**WHAT TO WORK ON**
Could every line of the data be printed exactly as it reads?

**ENTRIES**

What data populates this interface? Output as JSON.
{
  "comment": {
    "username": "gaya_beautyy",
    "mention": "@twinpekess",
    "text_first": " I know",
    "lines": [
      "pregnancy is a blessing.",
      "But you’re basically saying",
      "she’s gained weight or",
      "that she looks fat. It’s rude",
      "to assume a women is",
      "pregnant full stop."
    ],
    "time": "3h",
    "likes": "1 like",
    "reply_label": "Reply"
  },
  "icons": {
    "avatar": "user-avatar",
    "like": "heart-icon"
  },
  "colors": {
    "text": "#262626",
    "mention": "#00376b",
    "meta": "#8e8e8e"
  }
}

**SOLUTION FOR THIS EXERCISE**
What data populates this interface? Output as JSON.
{
  "comment": {
    "username": "gaya_beautyy",
    "mention": "@twinpekess",
    "text_first": " I know",
    "lines": [
      "pregnancy is a blessing.",
      "But you’re basically saying",
      "she’s gained weight or",
      "that she looks fat. It’s rude",
      "to assume a women is",
      "pregnant full stop."
    ],
    "time": "3h",
    "likes": "1 like",
    "reply_label": "Reply"
  },
  "icons": {
    "avatar": "user-avatar",
    "like": "heart-icon"
  },
  "colors": {
    "text": "#262626",
    "mention": "#00376b",
    "meta": "#8e8e8e"
  }
}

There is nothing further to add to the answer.